(Stored records)
+ + + + + + +
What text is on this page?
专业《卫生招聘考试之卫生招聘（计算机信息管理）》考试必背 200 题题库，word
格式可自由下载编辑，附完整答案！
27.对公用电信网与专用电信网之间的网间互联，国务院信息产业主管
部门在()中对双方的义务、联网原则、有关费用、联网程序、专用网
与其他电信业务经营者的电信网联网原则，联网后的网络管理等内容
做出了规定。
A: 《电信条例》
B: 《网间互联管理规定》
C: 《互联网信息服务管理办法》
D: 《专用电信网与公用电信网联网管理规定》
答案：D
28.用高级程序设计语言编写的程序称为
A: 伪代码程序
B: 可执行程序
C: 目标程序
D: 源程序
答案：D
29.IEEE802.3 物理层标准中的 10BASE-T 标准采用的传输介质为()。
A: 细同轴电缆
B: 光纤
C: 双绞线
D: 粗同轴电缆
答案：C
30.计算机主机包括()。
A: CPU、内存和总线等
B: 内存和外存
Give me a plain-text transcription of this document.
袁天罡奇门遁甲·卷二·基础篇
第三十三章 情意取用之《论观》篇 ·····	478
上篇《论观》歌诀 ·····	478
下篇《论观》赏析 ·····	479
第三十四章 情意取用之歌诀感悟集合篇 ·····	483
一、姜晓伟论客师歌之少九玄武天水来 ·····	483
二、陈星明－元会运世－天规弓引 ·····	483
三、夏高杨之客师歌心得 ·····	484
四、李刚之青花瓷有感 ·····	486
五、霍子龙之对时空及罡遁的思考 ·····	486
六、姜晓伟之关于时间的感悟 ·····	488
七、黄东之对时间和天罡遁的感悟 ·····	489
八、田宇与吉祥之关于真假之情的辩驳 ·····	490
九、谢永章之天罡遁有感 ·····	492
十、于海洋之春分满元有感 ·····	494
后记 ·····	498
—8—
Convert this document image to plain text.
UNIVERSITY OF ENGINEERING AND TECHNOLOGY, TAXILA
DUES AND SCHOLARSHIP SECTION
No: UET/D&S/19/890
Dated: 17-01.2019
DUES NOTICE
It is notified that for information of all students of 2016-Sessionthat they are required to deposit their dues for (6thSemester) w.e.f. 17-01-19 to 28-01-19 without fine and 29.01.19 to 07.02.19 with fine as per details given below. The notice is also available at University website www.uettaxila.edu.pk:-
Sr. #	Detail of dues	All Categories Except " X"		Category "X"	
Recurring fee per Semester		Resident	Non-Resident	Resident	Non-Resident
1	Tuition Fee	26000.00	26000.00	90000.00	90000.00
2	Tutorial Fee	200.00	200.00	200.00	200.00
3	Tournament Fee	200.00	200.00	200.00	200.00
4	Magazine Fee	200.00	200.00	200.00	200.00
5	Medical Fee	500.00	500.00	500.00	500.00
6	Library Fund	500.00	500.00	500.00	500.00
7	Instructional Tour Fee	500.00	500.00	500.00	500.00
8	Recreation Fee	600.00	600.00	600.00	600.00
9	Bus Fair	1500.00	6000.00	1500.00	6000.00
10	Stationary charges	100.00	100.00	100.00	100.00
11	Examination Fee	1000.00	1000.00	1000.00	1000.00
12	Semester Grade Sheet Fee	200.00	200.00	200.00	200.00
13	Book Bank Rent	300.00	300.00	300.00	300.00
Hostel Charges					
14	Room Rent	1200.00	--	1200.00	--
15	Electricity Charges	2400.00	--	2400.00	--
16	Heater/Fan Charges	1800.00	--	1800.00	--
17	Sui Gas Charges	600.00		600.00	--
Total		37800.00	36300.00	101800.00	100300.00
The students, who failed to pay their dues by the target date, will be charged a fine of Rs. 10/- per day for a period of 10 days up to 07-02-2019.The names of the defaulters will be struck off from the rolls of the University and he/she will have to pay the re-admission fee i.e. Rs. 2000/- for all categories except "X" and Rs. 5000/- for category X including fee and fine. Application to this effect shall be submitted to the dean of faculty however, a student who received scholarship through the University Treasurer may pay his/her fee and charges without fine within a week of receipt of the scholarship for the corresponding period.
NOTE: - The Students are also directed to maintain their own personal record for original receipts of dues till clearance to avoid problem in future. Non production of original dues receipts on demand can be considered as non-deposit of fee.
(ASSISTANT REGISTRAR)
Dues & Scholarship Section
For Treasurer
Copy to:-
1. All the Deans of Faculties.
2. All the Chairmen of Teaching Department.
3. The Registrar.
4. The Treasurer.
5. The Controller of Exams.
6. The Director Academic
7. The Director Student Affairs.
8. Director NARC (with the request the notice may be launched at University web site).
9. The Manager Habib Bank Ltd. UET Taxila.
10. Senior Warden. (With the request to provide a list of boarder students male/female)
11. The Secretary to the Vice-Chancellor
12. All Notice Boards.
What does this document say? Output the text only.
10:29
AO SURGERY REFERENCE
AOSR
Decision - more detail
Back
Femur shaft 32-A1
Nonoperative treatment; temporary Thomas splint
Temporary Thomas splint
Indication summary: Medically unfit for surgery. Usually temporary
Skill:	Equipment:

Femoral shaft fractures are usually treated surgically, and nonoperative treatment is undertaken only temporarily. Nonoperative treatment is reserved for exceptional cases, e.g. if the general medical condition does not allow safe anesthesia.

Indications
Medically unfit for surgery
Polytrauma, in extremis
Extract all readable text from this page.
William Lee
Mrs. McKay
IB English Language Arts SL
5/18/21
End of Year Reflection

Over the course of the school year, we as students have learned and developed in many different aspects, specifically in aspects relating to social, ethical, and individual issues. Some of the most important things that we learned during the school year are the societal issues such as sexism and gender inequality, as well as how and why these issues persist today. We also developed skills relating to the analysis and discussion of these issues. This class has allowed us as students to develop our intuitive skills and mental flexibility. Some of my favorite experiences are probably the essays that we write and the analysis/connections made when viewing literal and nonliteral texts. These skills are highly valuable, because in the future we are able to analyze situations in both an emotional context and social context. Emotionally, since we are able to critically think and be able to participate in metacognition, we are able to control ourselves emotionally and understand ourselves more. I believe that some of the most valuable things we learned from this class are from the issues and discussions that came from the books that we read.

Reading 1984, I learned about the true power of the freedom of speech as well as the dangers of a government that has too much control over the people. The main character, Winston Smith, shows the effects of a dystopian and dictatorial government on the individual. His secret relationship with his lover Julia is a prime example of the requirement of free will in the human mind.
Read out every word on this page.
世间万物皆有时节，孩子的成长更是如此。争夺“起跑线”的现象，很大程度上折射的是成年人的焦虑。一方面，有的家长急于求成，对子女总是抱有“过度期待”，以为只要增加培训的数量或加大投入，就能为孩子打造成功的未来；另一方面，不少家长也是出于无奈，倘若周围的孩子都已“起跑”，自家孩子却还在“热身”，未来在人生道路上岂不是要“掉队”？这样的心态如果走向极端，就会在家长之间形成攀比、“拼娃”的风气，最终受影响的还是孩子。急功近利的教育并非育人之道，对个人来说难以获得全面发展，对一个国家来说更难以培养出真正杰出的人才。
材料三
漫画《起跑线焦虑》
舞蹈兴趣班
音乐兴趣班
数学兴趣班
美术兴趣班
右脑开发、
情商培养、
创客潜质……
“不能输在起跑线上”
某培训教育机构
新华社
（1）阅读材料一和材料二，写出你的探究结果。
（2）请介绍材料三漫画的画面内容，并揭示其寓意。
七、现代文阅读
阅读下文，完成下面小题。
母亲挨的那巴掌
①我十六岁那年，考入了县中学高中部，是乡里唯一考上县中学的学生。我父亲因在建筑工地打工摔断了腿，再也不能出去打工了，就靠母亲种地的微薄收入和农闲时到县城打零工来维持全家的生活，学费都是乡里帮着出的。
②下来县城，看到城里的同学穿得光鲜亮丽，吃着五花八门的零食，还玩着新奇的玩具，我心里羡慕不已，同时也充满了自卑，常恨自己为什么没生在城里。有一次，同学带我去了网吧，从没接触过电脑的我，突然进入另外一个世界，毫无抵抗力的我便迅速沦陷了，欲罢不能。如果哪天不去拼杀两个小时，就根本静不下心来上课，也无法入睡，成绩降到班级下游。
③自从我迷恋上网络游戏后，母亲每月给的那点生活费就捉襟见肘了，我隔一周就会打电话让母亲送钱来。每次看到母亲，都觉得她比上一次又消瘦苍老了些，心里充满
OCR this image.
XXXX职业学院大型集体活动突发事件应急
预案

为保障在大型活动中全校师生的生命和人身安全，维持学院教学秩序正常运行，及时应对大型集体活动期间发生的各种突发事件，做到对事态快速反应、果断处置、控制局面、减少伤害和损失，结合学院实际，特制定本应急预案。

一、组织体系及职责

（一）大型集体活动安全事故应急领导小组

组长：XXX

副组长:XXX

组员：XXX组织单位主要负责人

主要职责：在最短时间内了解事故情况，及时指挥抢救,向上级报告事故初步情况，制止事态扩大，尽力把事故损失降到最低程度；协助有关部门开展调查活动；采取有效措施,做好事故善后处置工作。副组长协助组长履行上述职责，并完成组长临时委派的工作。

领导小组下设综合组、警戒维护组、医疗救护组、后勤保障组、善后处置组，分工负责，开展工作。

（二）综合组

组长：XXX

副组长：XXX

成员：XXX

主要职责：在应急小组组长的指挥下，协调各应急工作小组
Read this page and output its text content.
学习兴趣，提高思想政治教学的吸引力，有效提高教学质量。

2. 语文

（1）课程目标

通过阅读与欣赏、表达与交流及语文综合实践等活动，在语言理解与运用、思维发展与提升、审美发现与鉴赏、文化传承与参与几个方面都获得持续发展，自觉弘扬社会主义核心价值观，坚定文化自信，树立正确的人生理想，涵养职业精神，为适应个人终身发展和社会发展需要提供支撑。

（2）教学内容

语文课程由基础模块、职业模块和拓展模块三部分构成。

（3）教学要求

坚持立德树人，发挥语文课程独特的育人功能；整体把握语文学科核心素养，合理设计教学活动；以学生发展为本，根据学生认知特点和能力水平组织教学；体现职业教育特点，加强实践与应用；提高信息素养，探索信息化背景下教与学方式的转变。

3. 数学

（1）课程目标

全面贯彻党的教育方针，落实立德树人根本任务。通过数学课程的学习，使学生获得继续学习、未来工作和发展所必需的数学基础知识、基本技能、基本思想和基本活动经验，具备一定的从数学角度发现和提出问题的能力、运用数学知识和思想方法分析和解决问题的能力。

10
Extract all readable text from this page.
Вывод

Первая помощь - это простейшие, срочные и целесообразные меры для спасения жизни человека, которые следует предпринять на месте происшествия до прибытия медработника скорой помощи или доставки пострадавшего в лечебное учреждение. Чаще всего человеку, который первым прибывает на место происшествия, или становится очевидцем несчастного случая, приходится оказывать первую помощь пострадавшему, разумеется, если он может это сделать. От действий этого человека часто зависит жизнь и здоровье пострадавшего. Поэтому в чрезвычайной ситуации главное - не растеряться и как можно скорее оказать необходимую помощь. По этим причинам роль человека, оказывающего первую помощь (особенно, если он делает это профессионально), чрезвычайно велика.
+ + + + + + +
Short exercise:
Count every line above that holds the word "主要职责", and state the number and nothing more.

Output of the task:
2